WHAT NEEDS TO BE DONE:
Filter the entries and keep only the lines where the string "زیان" appears.

Saved entries
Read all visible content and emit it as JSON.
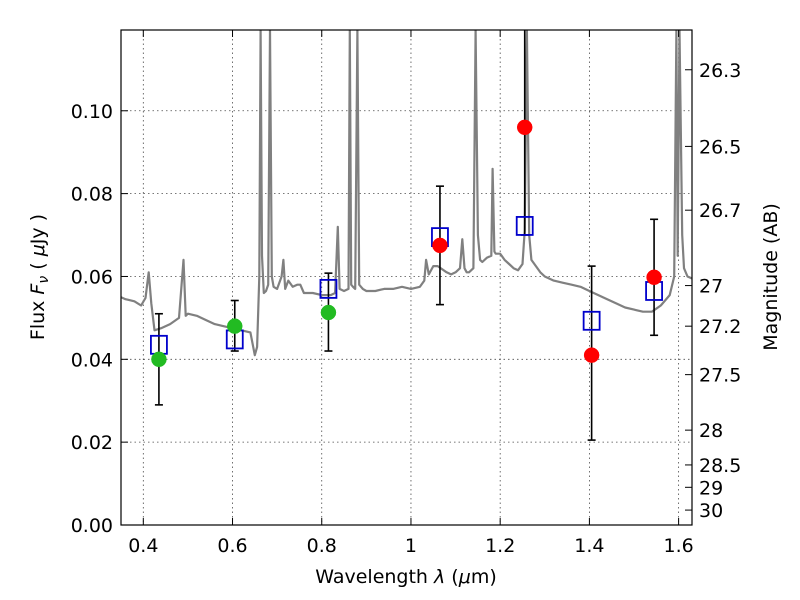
{
  "chart_data": {
    "type": "scatter",
    "xlabel": "Wavelength  λ (μm)",
    "ylabel": "Flux  Fν  ( μJy )",
    "ylabel_right": "Magnitude (AB)",
    "xlim": [
      0.35,
      1.63
    ],
    "ylim": [
      0.0,
      0.1195
    ],
    "x_ticks": [
      "0.4",
      "0.6",
      "0.8",
      "1",
      "1.2",
      "1.4",
      "1.6"
    ],
    "x_tick_values": [
      0.4,
      0.6,
      0.8,
      1.0,
      1.2,
      1.4,
      1.6
    ],
    "y_ticks": [
      "0.00",
      "0.02",
      "0.04",
      "0.06",
      "0.08",
      "0.10"
    ],
    "y_tick_values": [
      0.0,
      0.02,
      0.04,
      0.06,
      0.08,
      0.1
    ],
    "right_ticks": [
      "26.3",
      "26.5",
      "26.7",
      "27",
      "27.2",
      "27.5",
      "28",
      "28.5",
      "29",
      "30"
    ],
    "right_tick_flux": [
      0.1099,
      0.0914,
      0.076,
      0.0578,
      0.048,
      0.0363,
      0.0229,
      0.0145,
      0.0091,
      0.0036
    ],
    "grid": true,
    "series": [
      {
        "marker": "circle",
        "color": "#22bb22",
        "x": [
          0.435,
          0.605,
          0.815
        ],
        "y": [
          0.04,
          0.048,
          0.0513
        ],
        "err_low": [
          0.011,
          0.006,
          0.0093
        ],
        "err_high": [
          0.011,
          0.0062,
          0.0095
        ]
      },
      {
        "marker": "circle",
        "color": "#ff0000",
        "x": [
          1.065,
          1.255,
          1.405,
          1.545
        ],
        "y": [
          0.0675,
          0.096,
          0.041,
          0.0598
        ],
        "err_low": [
          0.0143,
          0.026,
          0.0205,
          0.014
        ],
        "err_high": [
          0.0143,
          0.026,
          0.0215,
          0.014
        ]
      },
      {
        "marker": "open-square",
        "color": "#0000cc",
        "x": [
          0.435,
          0.605,
          0.815,
          1.065,
          1.255,
          1.405,
          1.545
        ],
        "y": [
          0.0435,
          0.0448,
          0.057,
          0.0695,
          0.0722,
          0.0493,
          0.0565
        ]
      },
      {
        "marker": "line",
        "color": "#808080",
        "x": [
          0.35,
          0.36,
          0.38,
          0.395,
          0.405,
          0.412,
          0.418,
          0.425,
          0.44,
          0.46,
          0.48,
          0.49,
          0.495,
          0.5,
          0.52,
          0.54,
          0.56,
          0.58,
          0.6,
          0.62,
          0.64,
          0.65,
          0.655,
          0.66,
          0.663,
          0.666,
          0.67,
          0.675,
          0.68,
          0.684,
          0.688,
          0.692,
          0.7,
          0.71,
          0.714,
          0.718,
          0.725,
          0.735,
          0.745,
          0.752,
          0.76,
          0.78,
          0.8,
          0.82,
          0.83,
          0.836,
          0.84,
          0.85,
          0.86,
          0.863,
          0.866,
          0.87,
          0.875,
          0.88,
          0.884,
          0.888,
          0.892,
          0.9,
          0.92,
          0.94,
          0.96,
          0.98,
          1.0,
          1.02,
          1.03,
          1.034,
          1.04,
          1.05,
          1.06,
          1.08,
          1.09,
          1.1,
          1.11,
          1.115,
          1.12,
          1.125,
          1.13,
          1.14,
          1.145,
          1.15,
          1.155,
          1.16,
          1.17,
          1.18,
          1.183,
          1.187,
          1.19,
          1.2,
          1.21,
          1.22,
          1.23,
          1.24,
          1.25,
          1.255,
          1.26,
          1.265,
          1.27,
          1.28,
          1.29,
          1.3,
          1.32,
          1.34,
          1.36,
          1.38,
          1.4,
          1.42,
          1.44,
          1.46,
          1.48,
          1.5,
          1.52,
          1.54,
          1.56,
          1.58,
          1.59,
          1.595,
          1.598,
          1.602,
          1.608,
          1.612,
          1.62,
          1.63
        ],
        "y": [
          0.055,
          0.0545,
          0.054,
          0.053,
          0.0548,
          0.061,
          0.0535,
          0.047,
          0.0475,
          0.0485,
          0.05,
          0.064,
          0.0505,
          0.051,
          0.0505,
          0.0495,
          0.0485,
          0.048,
          0.0475,
          0.047,
          0.0465,
          0.041,
          0.043,
          0.06,
          0.1195,
          0.065,
          0.056,
          0.0565,
          0.058,
          0.1195,
          0.06,
          0.0575,
          0.057,
          0.06,
          0.064,
          0.057,
          0.059,
          0.0575,
          0.058,
          0.058,
          0.056,
          0.056,
          0.0555,
          0.0555,
          0.056,
          0.072,
          0.057,
          0.0565,
          0.057,
          0.1195,
          0.058,
          0.0575,
          0.057,
          0.1195,
          0.058,
          0.0575,
          0.057,
          0.0565,
          0.0565,
          0.057,
          0.057,
          0.0575,
          0.057,
          0.0575,
          0.059,
          0.064,
          0.0605,
          0.0625,
          0.0625,
          0.061,
          0.0605,
          0.061,
          0.062,
          0.069,
          0.062,
          0.061,
          0.061,
          0.062,
          0.1195,
          0.07,
          0.064,
          0.0635,
          0.0645,
          0.065,
          0.086,
          0.066,
          0.0655,
          0.0655,
          0.064,
          0.063,
          0.062,
          0.0615,
          0.063,
          0.071,
          0.1195,
          0.07,
          0.064,
          0.0625,
          0.061,
          0.06,
          0.059,
          0.0585,
          0.058,
          0.0575,
          0.0565,
          0.0555,
          0.0545,
          0.0535,
          0.0525,
          0.052,
          0.0515,
          0.0515,
          0.053,
          0.0555,
          0.06,
          0.1195,
          0.065,
          0.1195,
          0.07,
          0.062,
          0.06,
          0.0595
        ]
      }
    ]
  }
}
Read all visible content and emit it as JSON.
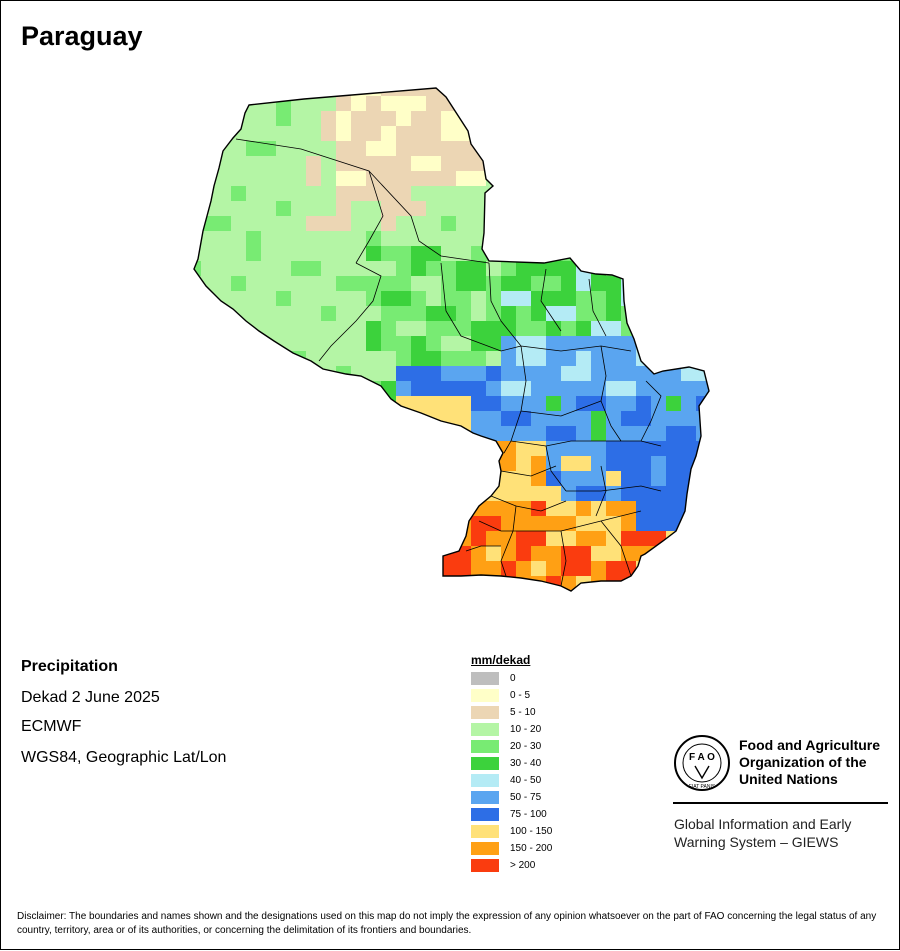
{
  "title": "Paraguay",
  "info": {
    "variable": "Precipitation",
    "period": "Dekad 2 June 2025",
    "model": "ECMWF",
    "projection": "WGS84, Geographic Lat/Lon"
  },
  "legend": {
    "title": "mm/dekad",
    "items": [
      {
        "label": "0",
        "color": "#bebebe"
      },
      {
        "label": "0 - 5",
        "color": "#ffffc8"
      },
      {
        "label": "5 - 10",
        "color": "#ecd6b4"
      },
      {
        "label": "10 - 20",
        "color": "#b4f5a5"
      },
      {
        "label": "20 - 30",
        "color": "#78eb73"
      },
      {
        "label": "30 - 40",
        "color": "#3cd23c"
      },
      {
        "label": "40 - 50",
        "color": "#b4ebf5"
      },
      {
        "label": "50 - 75",
        "color": "#5aa5f0"
      },
      {
        "label": "75 - 100",
        "color": "#2d6ee6"
      },
      {
        "label": "100 - 150",
        "color": "#ffe178"
      },
      {
        "label": "150 - 200",
        "color": "#ffa014"
      },
      {
        "label": "> 200",
        "color": "#fa3c0f"
      }
    ]
  },
  "organization": {
    "logo_letters": "F A O",
    "logo_motto": "FIAT PANIS",
    "name": "Food and Agriculture Organization of the United Nations",
    "system": "Global Information and Early Warning System – GIEWS"
  },
  "disclaimer": "Disclaimer: The boundaries and names shown and the designations used on this map do not imply the expression of any opinion whatsoever on the part of FAO concerning the legal status of any country, territory, area or of its authorities, or concerning the delimitation of its frontiers and boundaries."
}
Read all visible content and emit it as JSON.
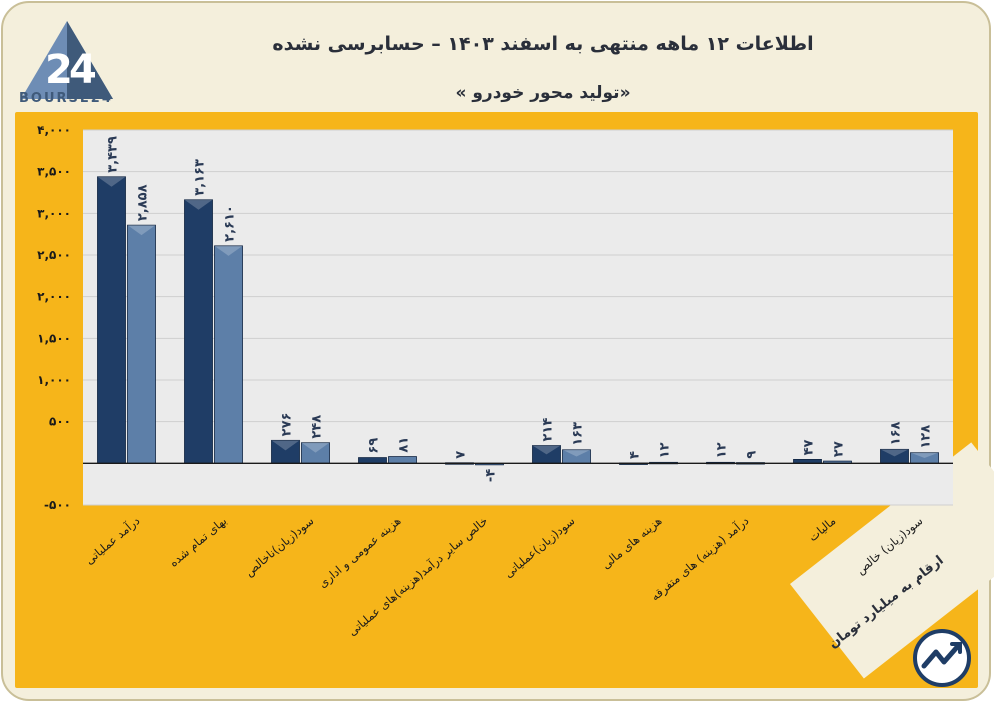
{
  "header": {
    "title": "اطلاعات ۱۲ ماهه منتهی به اسفند ۱۴۰۳ – حسابرسی نشده",
    "subtitle": "«تولید محور خودرو »",
    "logo_text": "BOURSE24",
    "unit_note": "ارقام به میلیارد تومان"
  },
  "colors": {
    "panel": "#f6b51a",
    "plot_bg": "#ebebeb",
    "series_dark": "#1f3d66",
    "series_light": "#5d7fa8"
  },
  "chart_data": {
    "type": "bar",
    "categories": [
      "درآمد عملیاتی",
      "بهای تمام شده",
      "سود(زیان)ناخالص",
      "هزینه عمومی و اداری",
      "خالص سایر درآمد(هزینه)های عملیاتی",
      "سود(زیان)عملیاتی",
      "هزینه های مالی",
      "درآمد (هزینه) های متفرقه",
      "مالیات",
      "سود(زیان) خالص"
    ],
    "series": [
      {
        "values": [
          3439,
          3163,
          276,
          69,
          7,
          214,
          4,
          12,
          47,
          168
        ]
      },
      {
        "values": [
          2858,
          2610,
          248,
          81,
          -4,
          163,
          12,
          9,
          27,
          128
        ]
      }
    ],
    "value_labels": [
      [
        "۳,۴۳۹",
        "۳,۱۶۳",
        "۲۷۶",
        "۶۹",
        "۷",
        "۲۱۴",
        "۴",
        "۱۲",
        "۴۷",
        "۱۶۸"
      ],
      [
        "۲,۸۵۸",
        "۲,۶۱۰",
        "۲۴۸",
        "۸۱",
        "-۴",
        "۱۶۳",
        "۱۲",
        "۹",
        "۲۷",
        "۱۲۸"
      ]
    ],
    "ylim": [
      -500,
      4000
    ],
    "yticks": [
      -500,
      500,
      1000,
      1500,
      2000,
      2500,
      3000,
      3500,
      4000
    ],
    "ytick_labels": [
      "-۵۰۰",
      "۵۰۰",
      "۱,۰۰۰",
      "۱,۵۰۰",
      "۲,۰۰۰",
      "۲,۵۰۰",
      "۳,۰۰۰",
      "۳,۵۰۰",
      "۴,۰۰۰"
    ],
    "grid": true,
    "legend": "none"
  }
}
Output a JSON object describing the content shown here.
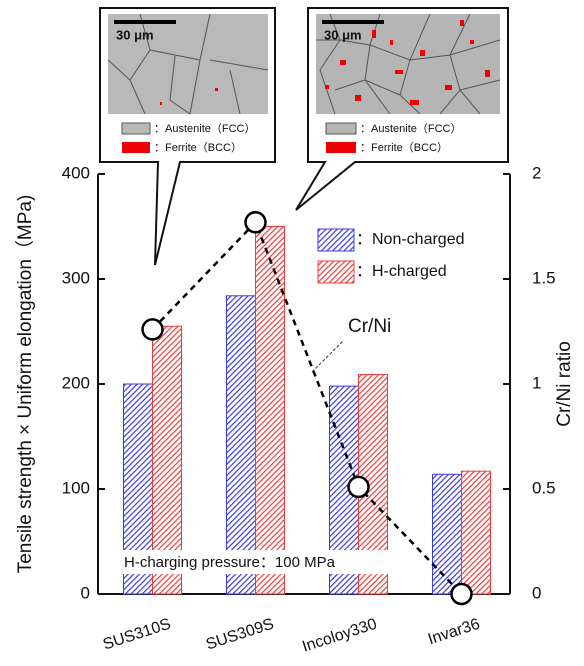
{
  "chart_data": {
    "type": "bar",
    "y_label": "Tensile strength × Uniform elongation（MPa)",
    "y2_label": "Cr/Ni ratio",
    "categories": [
      "SUS310S",
      "SUS309S",
      "Incoloy330",
      "Invar36"
    ],
    "series": [
      {
        "name": "：Non-charged",
        "color": "#3a3ae0",
        "values": [
          200,
          284,
          198,
          114
        ]
      },
      {
        "name": "：H-charged",
        "color": "#ee3a3a",
        "values": [
          255,
          350,
          209,
          117
        ]
      },
      {
        "name": "Cr/Ni",
        "type": "line",
        "axis": "y2",
        "color": "#000000",
        "values": [
          1.26,
          1.77,
          0.51,
          0
        ]
      }
    ],
    "ylim": [
      0,
      400
    ],
    "yticks": [
      0,
      100,
      200,
      300,
      400
    ],
    "y2lim": [
      0,
      2
    ],
    "y2ticks": [
      0,
      0.5,
      1,
      {
        "value": 1.5,
        "label": "1.5"
      },
      2
    ],
    "annotation": "H-charging pressure：100 MPa",
    "insets": [
      {
        "scale": "30 μm",
        "legend": [
          "：Austenite（FCC）",
          "：Ferrite（BCC）"
        ]
      },
      {
        "scale": "30 μm",
        "legend": [
          "：Austenite（FCC）",
          "：Ferrite（BCC）"
        ]
      }
    ]
  }
}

EXERCISE SOLUTION:
      "سود(زیان)ناخالص",
      "سود(زیان)عملیاتی",
      "سود(زیان) خالص"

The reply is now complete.